◆ **Text to read**:
= = = = = = =

Pulsed 1.3 μm laser sources with high peak power are required for highly efficient frequency conversion to the visible and UV spectral range by second-harmonic generation (SHG) and sum frequency generation (SFG). Recently, considerable progress toward higher peak powers of 1342 nm Nd:YVO4 lasers in the picosecond and nanosecond regime have been reported [1–7].
Picosecond pulses with the highest peak power of 7.3 kW from a single oscillator were realized by mode-locking via cascaded second-order nonlinearities . The highest average power of 7.63 W, obtained from a single mode-locked oscillator, was demonstrated by using a semiconductor saturable absorber mirror . With a master oscillator power amplifier system, the average power could be increased to 17 W and the peak power to 8.1 kW . By using a pulse picker and a regenerative amplifier an average power of 11 W and a peak power of 2.57 MW at a pulse repetition frequency (PRF) of 300 kHz was demonstrated . The highest peak power of 4.89 MW was realized with a regenerative amplifier at 1 kHz PRF .

= = = = = = =

◆ **Stored records**:
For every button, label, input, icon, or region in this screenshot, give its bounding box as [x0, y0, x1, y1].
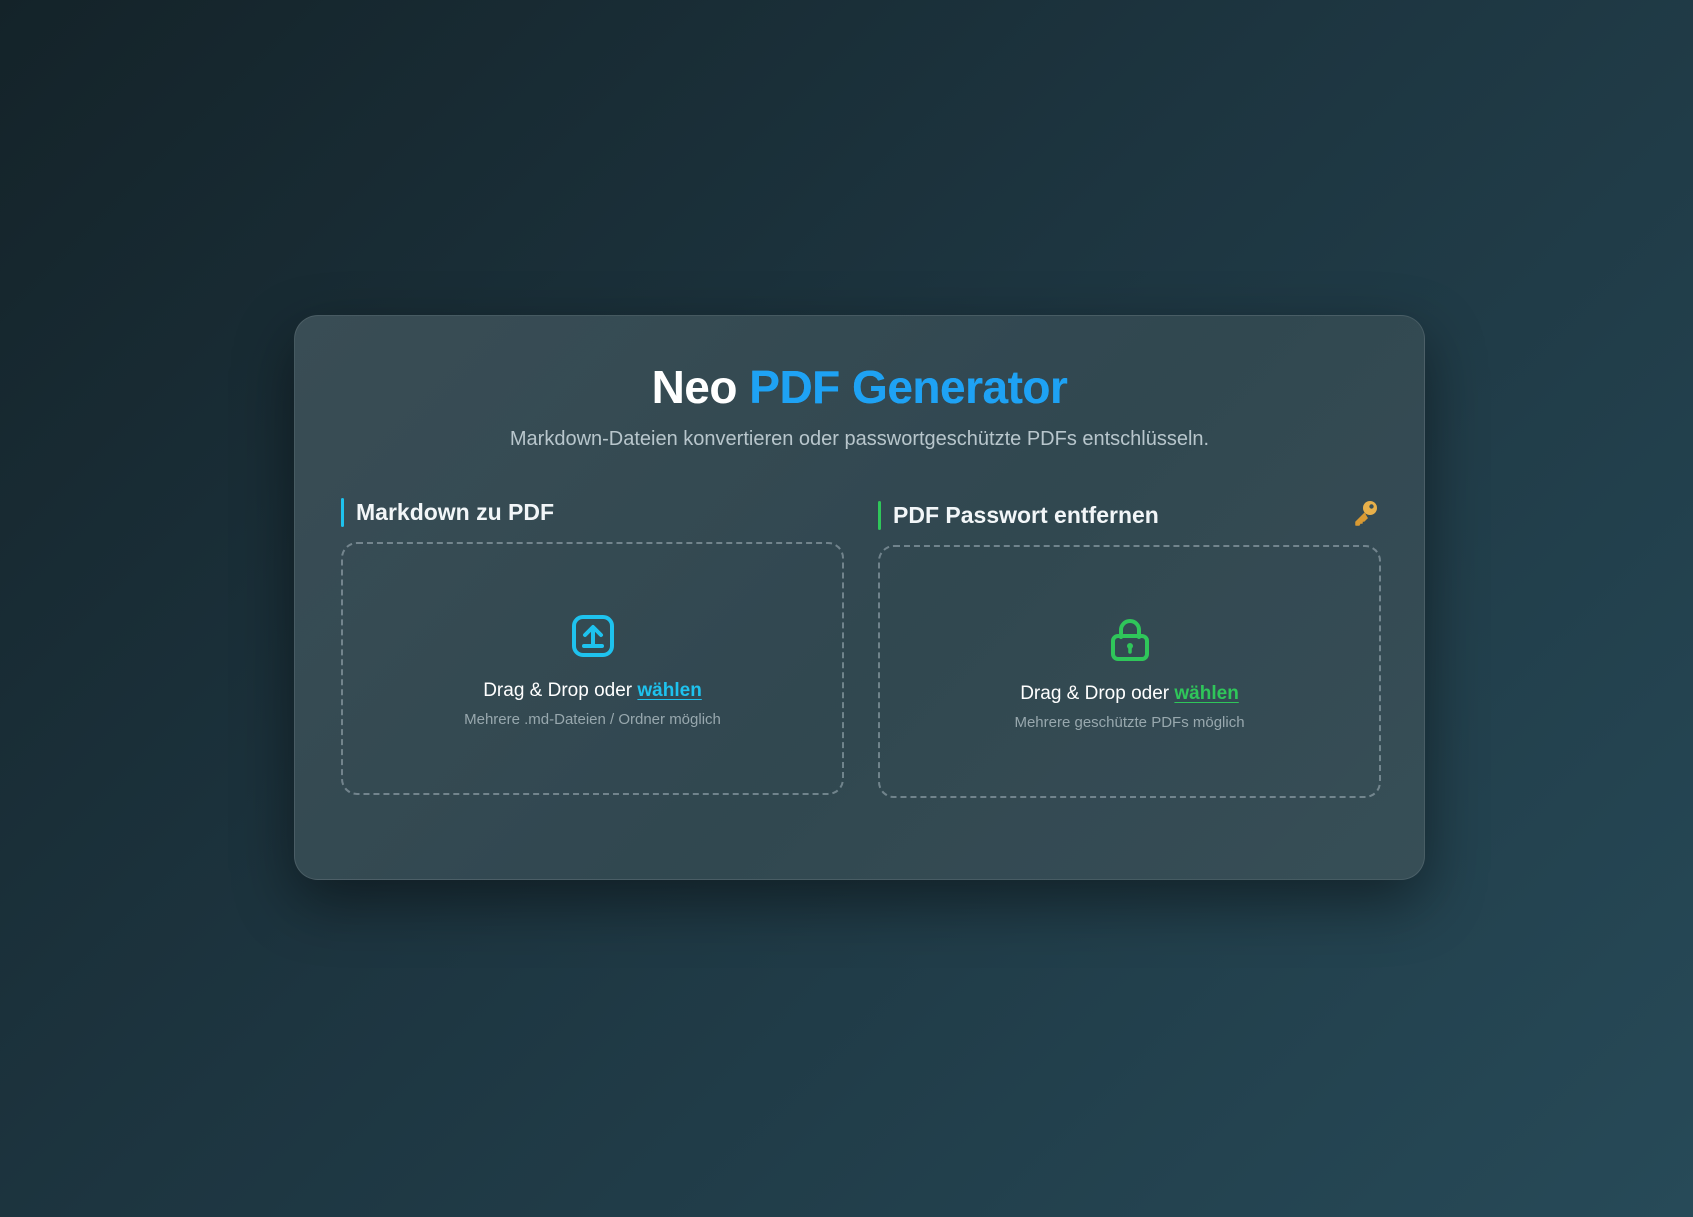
password-dropzone-hint: Mehrere geschützte PDFs möglich: [1014, 714, 1245, 731]
markdown-panel-header: Markdown zu PDF: [341, 497, 844, 527]
upload-icon: [571, 615, 614, 657]
password-dropzone-text: Drag & Drop oder wählen: [880, 683, 1379, 705]
markdown-choose-link[interactable]: wählen: [637, 680, 701, 701]
markdown-dropzone[interactable]: Drag & Drop oder wählen Mehrere .md-Date…: [341, 542, 844, 795]
markdown-dropzone-text: Drag & Drop oder wählen: [343, 680, 842, 702]
title-pdf-generator: PDF Generator: [749, 361, 1068, 413]
password-accent-bar: [878, 500, 881, 530]
markdown-accent-bar: [341, 497, 344, 527]
password-dropzone-prefix: Drag & Drop oder: [1020, 683, 1175, 704]
password-choose-link[interactable]: wählen: [1174, 683, 1238, 704]
page-title: Neo PDF Generator: [295, 360, 1424, 415]
markdown-dropzone-prefix: Drag & Drop oder: [483, 680, 638, 701]
page-subtitle: Markdown-Dateien konvertieren oder passw…: [509, 428, 1210, 450]
password-panel: PDF Passwort entfernen Drag & Drop oder …: [878, 500, 1381, 798]
markdown-dropzone-hint: Mehrere .md-Dateien / Ordner möglich: [464, 711, 721, 728]
password-panel-header: PDF Passwort entfernen: [878, 500, 1381, 530]
lock-icon: [1110, 619, 1149, 661]
password-panel-title: PDF Passwort entfernen: [893, 501, 1159, 528]
title-neo: Neo: [651, 361, 738, 413]
key-icon: [1355, 501, 1377, 526]
markdown-panel-title: Markdown zu PDF: [356, 498, 555, 525]
password-dropzone[interactable]: Drag & Drop oder wählen Mehrere geschütz…: [878, 545, 1381, 798]
main-card: Neo PDF Generator Markdown-Dateien konve…: [294, 315, 1425, 880]
markdown-panel: Markdown zu PDF Drag & Drop oder wählen …: [341, 497, 844, 795]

= = = = = = =

◆ **Parts of the exercise**:
[1] Write out the passage on pulsed 1.3 μm lasers word for word, in full.
[2] Put the lines of the stored records from the line with "password-dropzone-hint: Mehrere geschützte" to the line with "markdown-choose-link[interactable]: wählen: [637, 680, 701, 701]", both included, into a numbered list with no blank lines.

◆ **Solution list**:
[1]
Pulsed 1.3 μm laser sources with high peak power are required for highly efficient frequency conversion to the visible and UV spectral range by second-harmonic generation (SHG) and sum frequency generation (SFG). Recently, considerable progress toward higher peak powers of 1342 nm Nd:YVO4 lasers in the picosecond and nanosecond regime have been reported [1–7].
Picosecond pulses with the highest peak power of 7.3 kW from a single oscillator were realized by mode-locking via cascaded second-order nonlinearities . The highest average power of 7.63 W, obtained from a single mode-locked oscillator, was demonstrated by using a semiconductor saturable absorber mirror . With a master oscillator power amplifier system, the average power could be increased to 17 W and the peak power to 8.1 kW . By using a pulse picker and a regenerative amplifier an average power of 11 W and a peak power of 2.57 MW at a pulse repetition frequency (PRF) of 300 kHz was demonstrated . The highest peak power of 4.89 MW was realized with a regenerative amplifier at 1 kHz PRF .

[2]
1. password-dropzone-hint: Mehrere geschützte PDFs möglich: [1014, 714, 1245, 731]
2. markdown-panel-header: Markdown zu PDF: [341, 497, 844, 527]
3. upload-icon: [571, 615, 614, 657]
4. password-dropzone-text: Drag & Drop oder wählen: [880, 683, 1379, 705]
5. markdown-choose-link[interactable]: wählen: [637, 680, 701, 701]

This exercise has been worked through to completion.